## Problem to solve
Check each line of the records for "screenshot"; collect those that have it.
Dataset records start
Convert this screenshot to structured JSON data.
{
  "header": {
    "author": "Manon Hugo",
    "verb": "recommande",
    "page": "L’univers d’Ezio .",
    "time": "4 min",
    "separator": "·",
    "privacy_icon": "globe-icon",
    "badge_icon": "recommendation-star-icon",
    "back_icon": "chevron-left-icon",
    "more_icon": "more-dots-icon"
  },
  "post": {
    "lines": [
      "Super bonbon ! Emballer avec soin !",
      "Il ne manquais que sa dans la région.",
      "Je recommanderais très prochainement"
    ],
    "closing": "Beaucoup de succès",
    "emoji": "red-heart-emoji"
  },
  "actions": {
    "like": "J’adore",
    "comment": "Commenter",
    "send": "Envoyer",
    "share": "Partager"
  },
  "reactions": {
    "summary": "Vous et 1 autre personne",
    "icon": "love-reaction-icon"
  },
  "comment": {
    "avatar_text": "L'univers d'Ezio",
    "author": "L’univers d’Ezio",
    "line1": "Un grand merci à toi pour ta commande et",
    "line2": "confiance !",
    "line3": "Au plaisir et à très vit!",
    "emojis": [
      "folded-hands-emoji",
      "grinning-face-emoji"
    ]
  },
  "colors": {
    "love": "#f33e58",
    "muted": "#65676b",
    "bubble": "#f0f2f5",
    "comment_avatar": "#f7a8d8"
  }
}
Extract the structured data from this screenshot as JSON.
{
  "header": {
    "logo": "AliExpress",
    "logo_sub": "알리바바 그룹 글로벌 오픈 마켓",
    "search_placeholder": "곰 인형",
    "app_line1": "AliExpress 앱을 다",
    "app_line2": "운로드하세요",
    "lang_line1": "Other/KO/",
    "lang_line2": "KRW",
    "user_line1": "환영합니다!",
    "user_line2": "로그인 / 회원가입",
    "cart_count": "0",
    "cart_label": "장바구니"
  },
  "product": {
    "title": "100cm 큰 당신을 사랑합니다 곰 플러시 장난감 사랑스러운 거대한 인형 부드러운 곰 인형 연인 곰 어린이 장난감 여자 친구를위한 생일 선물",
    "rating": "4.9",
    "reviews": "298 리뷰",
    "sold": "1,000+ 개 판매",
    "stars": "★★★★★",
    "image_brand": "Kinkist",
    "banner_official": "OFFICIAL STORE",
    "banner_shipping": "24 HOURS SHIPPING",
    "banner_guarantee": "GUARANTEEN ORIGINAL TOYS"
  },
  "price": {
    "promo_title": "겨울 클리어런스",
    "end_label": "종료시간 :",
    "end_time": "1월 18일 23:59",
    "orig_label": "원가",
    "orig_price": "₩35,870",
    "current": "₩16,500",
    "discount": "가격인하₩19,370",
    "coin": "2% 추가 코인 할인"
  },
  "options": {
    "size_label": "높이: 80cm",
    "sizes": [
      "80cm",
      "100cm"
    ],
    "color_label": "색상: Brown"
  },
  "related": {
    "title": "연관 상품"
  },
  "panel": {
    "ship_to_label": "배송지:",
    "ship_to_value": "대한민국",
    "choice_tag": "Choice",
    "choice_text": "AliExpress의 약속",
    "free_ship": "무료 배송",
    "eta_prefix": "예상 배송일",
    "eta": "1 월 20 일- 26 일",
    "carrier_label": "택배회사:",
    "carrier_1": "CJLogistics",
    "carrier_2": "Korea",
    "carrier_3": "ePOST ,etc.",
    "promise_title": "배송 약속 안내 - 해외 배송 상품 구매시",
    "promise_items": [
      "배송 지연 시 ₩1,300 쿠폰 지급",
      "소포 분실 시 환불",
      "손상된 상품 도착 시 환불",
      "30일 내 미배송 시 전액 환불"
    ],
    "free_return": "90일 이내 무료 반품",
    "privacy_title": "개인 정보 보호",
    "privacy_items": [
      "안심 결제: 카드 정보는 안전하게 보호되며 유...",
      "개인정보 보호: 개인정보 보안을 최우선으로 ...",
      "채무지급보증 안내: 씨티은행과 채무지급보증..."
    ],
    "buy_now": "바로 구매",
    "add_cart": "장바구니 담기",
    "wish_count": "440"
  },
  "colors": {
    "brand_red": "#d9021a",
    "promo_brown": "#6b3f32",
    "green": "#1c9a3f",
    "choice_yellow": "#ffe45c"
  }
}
Dataset records end
## Exercise response
Convert this screenshot to structured JSON data.
Extract the structured data from this screenshot as JSON.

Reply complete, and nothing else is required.